DATA ROWS »
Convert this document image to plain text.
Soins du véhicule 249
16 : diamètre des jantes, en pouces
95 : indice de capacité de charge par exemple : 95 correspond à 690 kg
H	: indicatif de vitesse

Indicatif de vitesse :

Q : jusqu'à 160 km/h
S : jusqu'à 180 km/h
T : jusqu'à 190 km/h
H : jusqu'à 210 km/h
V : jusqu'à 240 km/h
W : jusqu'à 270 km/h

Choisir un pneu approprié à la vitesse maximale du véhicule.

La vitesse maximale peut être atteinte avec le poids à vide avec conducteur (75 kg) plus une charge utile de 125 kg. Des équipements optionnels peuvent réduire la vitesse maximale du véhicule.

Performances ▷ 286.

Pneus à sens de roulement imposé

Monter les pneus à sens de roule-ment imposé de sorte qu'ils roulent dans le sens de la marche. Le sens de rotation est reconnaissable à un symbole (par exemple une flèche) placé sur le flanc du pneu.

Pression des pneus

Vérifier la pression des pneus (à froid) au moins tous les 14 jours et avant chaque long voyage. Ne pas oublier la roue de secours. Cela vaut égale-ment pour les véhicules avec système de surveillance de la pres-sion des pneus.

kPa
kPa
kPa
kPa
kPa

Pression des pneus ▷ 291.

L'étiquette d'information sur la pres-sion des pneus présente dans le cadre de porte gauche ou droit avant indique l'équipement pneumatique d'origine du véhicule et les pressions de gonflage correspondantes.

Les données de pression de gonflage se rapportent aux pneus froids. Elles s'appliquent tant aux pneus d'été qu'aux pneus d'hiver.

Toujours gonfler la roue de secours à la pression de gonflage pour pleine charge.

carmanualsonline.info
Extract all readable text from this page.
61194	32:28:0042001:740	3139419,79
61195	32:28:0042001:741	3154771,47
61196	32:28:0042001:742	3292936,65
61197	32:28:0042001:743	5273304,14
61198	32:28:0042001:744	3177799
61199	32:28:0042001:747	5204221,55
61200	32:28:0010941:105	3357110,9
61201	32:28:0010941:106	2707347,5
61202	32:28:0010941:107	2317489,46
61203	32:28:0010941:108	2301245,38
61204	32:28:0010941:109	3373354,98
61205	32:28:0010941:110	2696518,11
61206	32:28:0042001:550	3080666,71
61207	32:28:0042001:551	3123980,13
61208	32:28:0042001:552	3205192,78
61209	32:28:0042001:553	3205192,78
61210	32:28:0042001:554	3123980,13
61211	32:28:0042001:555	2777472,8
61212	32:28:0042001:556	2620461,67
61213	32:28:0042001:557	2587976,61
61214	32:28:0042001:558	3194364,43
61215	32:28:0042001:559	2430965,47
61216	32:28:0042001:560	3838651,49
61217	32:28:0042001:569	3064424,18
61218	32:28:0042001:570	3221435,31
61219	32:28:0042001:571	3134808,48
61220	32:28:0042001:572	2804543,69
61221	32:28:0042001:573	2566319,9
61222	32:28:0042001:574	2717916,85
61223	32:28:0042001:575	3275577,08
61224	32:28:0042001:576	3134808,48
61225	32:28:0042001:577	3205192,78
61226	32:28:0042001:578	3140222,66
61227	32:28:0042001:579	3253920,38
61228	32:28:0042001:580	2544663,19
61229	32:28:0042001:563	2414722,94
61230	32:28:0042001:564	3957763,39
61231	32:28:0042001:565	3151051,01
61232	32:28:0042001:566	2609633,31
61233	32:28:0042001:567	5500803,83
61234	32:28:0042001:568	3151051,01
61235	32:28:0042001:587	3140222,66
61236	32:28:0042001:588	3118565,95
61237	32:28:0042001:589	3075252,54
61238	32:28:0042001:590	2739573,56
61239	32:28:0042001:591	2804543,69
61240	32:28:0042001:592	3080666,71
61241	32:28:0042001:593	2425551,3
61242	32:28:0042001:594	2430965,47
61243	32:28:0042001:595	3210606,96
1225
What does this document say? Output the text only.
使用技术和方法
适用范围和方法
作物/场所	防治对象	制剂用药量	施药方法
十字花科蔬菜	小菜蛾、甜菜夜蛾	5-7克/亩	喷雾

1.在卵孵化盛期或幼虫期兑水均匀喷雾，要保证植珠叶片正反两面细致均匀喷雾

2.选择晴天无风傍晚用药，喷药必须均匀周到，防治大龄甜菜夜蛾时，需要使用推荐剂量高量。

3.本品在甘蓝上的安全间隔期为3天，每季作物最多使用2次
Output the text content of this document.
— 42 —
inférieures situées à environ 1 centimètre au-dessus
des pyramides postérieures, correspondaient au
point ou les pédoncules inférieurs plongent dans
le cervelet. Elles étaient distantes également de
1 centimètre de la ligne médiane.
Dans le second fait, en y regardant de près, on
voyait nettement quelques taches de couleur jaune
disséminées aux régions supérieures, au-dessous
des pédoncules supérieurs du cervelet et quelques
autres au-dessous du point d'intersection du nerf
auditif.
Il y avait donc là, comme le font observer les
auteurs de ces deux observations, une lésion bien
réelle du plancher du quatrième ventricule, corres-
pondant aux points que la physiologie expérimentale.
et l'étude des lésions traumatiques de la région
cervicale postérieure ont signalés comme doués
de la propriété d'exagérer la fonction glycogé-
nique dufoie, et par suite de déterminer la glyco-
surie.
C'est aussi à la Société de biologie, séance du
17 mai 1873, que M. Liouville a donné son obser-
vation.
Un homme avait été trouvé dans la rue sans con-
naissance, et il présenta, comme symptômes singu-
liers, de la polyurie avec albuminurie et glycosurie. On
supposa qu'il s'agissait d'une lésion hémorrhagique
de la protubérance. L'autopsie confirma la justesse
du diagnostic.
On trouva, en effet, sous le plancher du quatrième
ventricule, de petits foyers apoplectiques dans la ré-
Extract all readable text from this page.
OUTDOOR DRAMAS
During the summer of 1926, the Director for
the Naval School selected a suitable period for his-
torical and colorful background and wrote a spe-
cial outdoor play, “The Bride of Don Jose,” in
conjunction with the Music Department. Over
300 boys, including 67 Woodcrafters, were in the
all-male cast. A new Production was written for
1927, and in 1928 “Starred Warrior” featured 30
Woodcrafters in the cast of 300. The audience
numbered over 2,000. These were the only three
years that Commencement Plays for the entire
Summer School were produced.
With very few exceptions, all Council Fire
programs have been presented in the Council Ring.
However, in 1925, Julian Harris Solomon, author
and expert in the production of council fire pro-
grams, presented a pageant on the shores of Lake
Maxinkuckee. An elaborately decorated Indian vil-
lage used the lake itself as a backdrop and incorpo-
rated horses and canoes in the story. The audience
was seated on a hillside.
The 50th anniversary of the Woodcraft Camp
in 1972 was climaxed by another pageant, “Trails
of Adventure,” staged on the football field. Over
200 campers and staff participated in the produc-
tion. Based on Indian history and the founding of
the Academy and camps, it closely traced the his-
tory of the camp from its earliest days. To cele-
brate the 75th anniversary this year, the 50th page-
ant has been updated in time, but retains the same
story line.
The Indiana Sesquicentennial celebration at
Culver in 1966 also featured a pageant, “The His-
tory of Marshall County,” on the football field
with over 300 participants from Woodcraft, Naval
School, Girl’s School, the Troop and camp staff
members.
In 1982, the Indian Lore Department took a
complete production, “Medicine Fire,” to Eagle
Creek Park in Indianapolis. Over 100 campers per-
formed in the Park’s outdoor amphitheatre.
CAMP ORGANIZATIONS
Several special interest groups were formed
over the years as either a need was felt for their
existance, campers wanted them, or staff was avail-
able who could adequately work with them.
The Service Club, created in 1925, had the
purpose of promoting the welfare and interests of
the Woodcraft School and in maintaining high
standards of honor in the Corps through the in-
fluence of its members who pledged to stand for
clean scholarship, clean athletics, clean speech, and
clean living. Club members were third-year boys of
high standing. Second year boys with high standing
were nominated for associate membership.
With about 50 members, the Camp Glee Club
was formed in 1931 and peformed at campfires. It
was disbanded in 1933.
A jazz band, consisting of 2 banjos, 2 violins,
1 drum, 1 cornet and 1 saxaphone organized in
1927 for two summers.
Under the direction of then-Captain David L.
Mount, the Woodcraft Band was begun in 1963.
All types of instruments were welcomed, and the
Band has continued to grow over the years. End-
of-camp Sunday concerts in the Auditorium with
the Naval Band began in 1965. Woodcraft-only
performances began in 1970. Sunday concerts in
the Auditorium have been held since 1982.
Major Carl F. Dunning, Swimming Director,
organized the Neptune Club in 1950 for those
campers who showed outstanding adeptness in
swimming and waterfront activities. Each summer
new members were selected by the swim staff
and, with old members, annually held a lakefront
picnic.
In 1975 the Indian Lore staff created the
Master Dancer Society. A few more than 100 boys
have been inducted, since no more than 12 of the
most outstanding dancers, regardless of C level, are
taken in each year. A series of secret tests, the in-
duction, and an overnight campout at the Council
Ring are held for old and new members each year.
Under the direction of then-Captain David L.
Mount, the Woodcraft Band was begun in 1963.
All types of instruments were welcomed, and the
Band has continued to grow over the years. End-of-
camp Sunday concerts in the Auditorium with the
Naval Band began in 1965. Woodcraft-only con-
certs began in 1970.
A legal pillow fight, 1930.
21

WHAT YOU HAVE TO DO »
Read the lines above. Gather those in which the string "Woodcrafters" is found.

CORRECT RESULT »
300 boys, including 67 Woodcrafters, were in the
Woodcrafters in the cast of 300. The audience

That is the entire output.